#### Working data ####
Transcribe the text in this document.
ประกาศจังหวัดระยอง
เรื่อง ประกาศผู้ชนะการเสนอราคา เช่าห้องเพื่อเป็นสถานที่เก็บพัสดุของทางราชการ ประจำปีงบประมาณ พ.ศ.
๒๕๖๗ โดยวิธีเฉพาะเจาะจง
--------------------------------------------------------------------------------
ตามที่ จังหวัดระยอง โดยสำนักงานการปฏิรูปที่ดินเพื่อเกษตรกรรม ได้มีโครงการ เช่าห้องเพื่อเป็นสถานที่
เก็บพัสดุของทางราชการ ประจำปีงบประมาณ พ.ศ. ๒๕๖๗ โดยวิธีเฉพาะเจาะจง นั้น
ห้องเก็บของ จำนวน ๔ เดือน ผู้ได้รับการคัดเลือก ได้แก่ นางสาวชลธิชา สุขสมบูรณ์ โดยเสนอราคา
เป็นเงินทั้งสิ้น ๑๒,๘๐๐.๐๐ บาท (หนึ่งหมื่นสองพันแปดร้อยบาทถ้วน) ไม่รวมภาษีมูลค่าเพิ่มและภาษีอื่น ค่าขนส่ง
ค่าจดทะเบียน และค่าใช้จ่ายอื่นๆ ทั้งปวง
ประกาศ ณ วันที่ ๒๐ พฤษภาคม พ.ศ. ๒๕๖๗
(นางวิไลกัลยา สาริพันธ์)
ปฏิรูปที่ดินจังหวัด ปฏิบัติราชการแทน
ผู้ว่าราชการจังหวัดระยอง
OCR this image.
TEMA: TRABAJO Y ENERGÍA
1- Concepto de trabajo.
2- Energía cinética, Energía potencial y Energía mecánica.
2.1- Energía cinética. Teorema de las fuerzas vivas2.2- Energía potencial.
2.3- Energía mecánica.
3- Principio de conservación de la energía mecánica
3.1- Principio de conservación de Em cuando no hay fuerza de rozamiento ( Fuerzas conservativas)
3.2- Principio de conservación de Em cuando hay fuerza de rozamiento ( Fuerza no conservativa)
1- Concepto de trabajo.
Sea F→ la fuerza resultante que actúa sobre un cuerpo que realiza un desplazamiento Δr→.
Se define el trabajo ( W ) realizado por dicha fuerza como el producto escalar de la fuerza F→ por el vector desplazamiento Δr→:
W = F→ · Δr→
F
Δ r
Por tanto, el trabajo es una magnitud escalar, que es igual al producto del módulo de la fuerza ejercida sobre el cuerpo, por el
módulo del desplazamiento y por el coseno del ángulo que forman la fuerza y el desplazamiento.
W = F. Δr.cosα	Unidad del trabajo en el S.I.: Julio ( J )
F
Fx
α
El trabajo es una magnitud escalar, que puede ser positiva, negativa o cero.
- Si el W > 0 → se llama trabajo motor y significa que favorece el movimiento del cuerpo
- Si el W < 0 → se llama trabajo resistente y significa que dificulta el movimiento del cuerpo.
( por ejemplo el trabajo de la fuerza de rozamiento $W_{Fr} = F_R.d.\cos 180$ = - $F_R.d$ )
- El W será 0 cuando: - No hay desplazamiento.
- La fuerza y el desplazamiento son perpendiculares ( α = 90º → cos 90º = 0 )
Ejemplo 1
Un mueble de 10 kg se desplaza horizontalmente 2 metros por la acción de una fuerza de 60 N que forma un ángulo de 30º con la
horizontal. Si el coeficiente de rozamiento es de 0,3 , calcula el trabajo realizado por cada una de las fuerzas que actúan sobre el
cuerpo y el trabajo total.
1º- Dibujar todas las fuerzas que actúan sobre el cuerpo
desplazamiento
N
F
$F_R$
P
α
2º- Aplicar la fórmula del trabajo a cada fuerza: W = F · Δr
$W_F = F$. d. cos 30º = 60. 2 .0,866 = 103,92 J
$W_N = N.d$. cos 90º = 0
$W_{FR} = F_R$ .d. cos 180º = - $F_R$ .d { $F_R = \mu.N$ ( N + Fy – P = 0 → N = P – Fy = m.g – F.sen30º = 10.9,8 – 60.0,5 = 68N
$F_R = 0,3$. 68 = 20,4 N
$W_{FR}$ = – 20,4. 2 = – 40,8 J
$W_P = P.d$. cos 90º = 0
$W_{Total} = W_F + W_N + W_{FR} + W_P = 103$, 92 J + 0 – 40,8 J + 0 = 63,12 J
####
__The task__. Go through the data above and find the lines with the word "realizado". Copy each of those lines.

__Written reply__.
Se define el trabajo ( W ) realizado por dicha fuerza como el producto escalar de la fuerza F→ por el vector desplazamiento Δr→:
horizontal. Si el coeficiente de rozamiento es de 0,3 , calcula el trabajo realizado por cada una de las fuerzas que actúan sobre el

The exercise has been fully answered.